-- START OF STORED DATA --
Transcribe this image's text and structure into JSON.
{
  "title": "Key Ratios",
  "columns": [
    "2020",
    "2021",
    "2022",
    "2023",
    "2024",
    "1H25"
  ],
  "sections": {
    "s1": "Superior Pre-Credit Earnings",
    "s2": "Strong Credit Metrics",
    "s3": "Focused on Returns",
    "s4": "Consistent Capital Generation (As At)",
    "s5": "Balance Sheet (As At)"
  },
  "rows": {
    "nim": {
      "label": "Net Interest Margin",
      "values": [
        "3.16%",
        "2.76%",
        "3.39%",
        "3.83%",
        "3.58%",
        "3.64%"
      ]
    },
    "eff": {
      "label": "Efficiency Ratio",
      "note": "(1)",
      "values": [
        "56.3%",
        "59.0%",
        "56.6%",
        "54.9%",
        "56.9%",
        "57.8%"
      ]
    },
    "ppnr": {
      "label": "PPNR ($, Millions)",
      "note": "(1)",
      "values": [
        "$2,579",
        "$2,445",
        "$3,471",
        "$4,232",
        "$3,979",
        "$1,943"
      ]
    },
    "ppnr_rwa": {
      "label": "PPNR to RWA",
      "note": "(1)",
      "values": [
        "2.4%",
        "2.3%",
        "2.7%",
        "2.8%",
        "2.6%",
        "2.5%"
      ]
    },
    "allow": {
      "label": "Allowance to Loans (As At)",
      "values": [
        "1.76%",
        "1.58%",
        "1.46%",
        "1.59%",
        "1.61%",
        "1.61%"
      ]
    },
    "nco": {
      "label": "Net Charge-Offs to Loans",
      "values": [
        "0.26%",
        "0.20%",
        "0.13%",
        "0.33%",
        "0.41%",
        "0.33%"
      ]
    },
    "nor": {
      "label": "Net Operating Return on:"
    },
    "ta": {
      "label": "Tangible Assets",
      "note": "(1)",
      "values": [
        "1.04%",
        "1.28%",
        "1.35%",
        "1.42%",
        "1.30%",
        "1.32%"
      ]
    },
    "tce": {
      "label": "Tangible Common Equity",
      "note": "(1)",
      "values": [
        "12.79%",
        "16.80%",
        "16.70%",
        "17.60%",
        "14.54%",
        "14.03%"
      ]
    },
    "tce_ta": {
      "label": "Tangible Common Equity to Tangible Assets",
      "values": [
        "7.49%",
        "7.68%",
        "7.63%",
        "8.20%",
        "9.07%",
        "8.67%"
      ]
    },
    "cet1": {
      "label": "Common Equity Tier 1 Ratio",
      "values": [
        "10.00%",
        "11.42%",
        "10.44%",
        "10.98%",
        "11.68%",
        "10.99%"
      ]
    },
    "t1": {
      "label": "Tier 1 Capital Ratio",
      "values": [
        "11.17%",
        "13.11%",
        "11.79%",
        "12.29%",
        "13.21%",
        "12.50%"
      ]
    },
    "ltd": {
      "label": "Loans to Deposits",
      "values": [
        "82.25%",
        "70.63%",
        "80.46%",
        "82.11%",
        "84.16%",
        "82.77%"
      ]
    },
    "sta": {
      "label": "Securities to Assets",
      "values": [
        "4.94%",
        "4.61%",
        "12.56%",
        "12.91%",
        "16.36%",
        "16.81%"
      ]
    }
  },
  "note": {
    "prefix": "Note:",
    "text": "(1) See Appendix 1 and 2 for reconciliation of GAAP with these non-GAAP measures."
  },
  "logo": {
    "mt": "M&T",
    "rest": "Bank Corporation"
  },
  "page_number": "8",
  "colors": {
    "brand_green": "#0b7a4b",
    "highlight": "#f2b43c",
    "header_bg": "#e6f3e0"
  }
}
-- END OF STORED DATA --
TASK DESCRIPTION
Go through the entries above and copy every line containing "Tier".

THE RESULT
      "label": "Common Equity Tier 1 Ratio",
      "label": "Tier 1 Capital Ratio",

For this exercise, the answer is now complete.